Copy out each line of the material below that holds the string "коими".

━━━━━━━━━━━━━━━━━━━━

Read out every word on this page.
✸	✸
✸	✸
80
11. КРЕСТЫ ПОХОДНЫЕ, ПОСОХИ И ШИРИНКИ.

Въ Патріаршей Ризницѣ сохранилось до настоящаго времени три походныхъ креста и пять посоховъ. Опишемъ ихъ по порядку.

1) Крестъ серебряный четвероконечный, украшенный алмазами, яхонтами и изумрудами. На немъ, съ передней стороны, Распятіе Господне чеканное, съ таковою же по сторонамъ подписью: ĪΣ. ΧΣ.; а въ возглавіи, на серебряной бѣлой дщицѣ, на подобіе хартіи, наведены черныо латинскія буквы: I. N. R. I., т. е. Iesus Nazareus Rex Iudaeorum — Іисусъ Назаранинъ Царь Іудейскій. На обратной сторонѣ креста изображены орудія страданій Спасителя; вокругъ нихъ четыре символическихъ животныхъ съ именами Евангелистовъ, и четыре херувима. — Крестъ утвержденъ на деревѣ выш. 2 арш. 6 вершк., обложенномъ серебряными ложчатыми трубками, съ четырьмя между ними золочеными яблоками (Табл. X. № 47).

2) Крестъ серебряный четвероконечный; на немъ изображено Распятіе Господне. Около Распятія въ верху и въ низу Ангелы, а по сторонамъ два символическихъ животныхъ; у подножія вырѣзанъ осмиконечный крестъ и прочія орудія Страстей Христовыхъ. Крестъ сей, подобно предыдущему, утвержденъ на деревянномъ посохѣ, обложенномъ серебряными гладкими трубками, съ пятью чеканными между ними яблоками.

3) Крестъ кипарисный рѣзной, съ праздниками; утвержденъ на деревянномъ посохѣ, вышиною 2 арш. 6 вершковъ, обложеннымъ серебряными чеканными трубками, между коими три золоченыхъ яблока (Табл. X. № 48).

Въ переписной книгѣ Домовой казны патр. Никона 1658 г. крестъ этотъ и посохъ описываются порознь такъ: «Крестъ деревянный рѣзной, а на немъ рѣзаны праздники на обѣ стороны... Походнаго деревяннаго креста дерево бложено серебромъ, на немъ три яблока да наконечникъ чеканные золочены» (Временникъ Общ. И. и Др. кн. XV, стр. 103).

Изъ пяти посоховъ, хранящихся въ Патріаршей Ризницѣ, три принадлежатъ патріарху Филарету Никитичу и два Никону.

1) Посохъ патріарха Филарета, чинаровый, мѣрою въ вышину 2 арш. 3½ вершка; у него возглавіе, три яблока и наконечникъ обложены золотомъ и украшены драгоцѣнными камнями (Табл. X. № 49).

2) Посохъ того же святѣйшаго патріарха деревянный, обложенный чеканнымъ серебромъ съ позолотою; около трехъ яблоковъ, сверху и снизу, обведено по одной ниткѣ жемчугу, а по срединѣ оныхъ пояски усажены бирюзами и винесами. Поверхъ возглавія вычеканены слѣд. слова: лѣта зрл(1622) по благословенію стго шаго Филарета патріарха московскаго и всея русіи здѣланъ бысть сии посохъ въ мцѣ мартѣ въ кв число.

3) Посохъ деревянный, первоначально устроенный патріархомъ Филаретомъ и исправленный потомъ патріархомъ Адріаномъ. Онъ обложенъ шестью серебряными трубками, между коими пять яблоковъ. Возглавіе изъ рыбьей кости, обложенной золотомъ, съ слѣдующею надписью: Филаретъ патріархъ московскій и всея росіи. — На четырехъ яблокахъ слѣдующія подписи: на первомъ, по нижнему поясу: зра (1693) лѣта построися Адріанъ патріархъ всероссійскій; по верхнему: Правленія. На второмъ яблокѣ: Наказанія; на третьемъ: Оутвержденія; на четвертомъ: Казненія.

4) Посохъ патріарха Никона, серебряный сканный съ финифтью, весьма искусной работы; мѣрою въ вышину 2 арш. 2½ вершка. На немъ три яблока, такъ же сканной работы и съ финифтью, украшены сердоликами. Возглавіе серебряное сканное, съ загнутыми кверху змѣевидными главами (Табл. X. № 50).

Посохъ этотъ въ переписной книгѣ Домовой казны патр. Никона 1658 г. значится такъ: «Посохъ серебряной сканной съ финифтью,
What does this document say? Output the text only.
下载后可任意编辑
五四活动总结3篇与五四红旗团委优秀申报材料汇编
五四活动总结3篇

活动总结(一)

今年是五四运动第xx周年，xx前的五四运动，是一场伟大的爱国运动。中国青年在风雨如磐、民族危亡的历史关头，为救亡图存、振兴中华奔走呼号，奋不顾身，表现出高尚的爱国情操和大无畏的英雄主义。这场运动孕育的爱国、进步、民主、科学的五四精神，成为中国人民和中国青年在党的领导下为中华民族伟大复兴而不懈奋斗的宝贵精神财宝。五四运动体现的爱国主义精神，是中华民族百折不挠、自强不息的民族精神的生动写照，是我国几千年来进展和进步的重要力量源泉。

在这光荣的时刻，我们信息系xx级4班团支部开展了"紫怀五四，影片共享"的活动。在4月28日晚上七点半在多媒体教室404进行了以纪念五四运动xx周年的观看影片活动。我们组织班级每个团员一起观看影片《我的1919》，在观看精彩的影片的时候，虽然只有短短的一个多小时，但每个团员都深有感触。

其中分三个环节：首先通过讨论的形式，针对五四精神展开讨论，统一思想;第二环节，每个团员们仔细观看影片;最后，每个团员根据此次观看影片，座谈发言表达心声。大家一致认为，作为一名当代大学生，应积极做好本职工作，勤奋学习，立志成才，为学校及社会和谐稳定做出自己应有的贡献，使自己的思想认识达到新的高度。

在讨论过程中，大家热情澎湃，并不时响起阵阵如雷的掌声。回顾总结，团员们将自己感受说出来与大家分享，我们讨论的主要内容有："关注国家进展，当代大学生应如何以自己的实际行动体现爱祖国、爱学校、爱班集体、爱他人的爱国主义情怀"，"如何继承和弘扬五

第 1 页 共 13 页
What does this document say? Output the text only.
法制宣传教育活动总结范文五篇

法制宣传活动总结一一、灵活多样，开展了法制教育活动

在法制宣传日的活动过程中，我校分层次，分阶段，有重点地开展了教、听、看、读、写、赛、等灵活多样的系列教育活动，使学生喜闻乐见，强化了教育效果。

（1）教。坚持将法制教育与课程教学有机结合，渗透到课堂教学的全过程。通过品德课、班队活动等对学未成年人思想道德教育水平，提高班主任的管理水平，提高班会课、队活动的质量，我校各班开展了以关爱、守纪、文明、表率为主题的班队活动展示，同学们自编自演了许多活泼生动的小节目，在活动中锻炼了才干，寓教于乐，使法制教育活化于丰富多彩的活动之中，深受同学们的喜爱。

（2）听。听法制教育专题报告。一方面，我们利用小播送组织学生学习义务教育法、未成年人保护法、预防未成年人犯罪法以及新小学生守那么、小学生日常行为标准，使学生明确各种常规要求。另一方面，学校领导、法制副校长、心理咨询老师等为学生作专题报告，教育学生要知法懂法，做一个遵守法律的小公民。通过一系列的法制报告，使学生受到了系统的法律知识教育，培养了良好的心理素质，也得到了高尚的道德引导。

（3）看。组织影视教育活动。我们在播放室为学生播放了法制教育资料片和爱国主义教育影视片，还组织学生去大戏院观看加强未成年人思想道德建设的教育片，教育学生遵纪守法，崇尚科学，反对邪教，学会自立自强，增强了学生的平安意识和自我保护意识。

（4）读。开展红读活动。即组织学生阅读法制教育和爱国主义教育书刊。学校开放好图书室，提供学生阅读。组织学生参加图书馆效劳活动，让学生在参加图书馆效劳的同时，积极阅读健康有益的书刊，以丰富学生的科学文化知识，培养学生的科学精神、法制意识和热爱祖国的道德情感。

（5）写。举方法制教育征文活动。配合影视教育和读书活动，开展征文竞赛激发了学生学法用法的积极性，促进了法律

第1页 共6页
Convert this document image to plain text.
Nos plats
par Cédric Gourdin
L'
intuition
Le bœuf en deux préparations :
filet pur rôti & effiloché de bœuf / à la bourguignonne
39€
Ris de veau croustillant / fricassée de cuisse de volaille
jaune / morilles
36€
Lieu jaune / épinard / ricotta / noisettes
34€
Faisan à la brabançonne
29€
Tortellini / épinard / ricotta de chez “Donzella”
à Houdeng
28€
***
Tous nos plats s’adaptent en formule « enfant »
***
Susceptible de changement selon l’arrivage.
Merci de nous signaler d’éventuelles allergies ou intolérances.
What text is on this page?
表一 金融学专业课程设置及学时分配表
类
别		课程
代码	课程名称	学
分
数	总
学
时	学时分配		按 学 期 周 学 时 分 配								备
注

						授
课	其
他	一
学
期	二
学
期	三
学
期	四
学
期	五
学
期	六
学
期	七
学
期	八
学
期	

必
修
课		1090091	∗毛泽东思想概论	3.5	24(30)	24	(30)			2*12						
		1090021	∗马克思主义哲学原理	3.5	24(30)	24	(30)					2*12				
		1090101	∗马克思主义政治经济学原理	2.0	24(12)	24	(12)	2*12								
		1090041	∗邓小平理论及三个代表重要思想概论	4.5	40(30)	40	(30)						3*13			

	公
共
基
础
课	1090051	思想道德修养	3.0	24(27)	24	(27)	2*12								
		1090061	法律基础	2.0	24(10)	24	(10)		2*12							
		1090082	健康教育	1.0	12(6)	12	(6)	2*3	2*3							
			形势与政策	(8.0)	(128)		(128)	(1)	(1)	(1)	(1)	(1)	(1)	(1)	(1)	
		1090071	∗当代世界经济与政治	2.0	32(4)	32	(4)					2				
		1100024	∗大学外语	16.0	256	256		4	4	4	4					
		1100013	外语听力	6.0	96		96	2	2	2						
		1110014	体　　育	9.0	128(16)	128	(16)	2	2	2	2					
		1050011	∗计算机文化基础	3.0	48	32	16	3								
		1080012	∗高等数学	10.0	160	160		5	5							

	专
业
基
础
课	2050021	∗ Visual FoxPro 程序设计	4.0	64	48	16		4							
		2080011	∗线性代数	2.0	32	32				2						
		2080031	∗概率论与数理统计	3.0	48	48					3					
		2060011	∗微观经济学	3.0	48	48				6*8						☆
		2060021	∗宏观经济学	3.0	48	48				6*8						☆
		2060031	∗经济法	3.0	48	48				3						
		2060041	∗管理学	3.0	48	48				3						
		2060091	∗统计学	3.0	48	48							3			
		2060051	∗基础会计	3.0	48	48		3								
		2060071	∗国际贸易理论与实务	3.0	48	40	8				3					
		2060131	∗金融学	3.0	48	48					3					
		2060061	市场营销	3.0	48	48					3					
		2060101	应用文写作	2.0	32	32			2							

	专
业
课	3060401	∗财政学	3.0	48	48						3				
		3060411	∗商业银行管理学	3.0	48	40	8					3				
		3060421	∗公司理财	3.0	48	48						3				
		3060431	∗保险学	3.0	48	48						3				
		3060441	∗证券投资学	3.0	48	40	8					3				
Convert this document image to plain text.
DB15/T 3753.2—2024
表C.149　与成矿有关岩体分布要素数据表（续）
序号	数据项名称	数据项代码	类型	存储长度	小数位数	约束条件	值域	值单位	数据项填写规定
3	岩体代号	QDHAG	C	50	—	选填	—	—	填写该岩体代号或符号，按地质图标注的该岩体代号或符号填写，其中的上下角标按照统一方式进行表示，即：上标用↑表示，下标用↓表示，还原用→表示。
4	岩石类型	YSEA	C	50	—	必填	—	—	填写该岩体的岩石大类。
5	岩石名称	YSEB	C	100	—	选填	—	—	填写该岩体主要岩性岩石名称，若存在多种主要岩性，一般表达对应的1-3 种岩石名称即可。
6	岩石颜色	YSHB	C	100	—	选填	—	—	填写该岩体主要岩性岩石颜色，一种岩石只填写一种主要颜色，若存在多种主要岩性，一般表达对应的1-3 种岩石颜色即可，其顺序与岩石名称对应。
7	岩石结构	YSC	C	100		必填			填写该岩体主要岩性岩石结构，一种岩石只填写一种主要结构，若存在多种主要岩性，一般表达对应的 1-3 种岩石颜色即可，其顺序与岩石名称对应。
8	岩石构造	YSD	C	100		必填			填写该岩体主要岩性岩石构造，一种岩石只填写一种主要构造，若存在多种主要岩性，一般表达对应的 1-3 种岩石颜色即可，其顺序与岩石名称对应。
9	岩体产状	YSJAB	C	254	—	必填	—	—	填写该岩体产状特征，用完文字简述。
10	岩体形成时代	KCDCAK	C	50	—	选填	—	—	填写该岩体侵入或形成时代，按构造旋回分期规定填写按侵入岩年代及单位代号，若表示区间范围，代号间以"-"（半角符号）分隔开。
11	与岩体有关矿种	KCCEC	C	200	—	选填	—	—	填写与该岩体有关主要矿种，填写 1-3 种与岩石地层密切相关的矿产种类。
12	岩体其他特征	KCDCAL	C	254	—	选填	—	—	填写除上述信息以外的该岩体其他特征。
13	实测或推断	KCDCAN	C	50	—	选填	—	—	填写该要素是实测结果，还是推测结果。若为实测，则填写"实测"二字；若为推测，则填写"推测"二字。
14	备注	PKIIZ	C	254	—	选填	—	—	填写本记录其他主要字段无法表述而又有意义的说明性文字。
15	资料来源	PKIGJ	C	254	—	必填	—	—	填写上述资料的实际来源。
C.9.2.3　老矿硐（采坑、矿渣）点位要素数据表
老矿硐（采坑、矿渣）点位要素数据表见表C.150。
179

━━━━━━━━━━━━━━━━━━━━

:: COMPLETED EXERCISE ::
3) Крестъ кипарисный рѣзной, съ праздниками; утвержденъ на деревянномъ посохѣ, вышиною 2 арш. 6 вершковъ, обложеннымъ серебряными чеканными трубками, между коими три золоченыхъ яблока (Табл. X. № 48).
3) Посохъ деревянный, первоначально устроенный патріархомъ Филаретомъ и исправленный потомъ патріархомъ Адріаномъ. Онъ обложенъ шестью серебряными трубками, между коими пять яблоковъ. Возглавіе изъ рыбьей кости, обложенной золотомъ, съ слѣдующею надписью: Филаретъ патріархъ московскій и всея росіи. — На четырехъ яблокахъ слѣдующія подписи: на первомъ, по нижнему поясу: зра (1693) лѣта построися Адріанъ патріархъ всероссійскій; по верхнему: Правленія. На второмъ яблокѣ: Наказанія; на третьемъ: Оутвержденія; на четвертомъ: Казненія.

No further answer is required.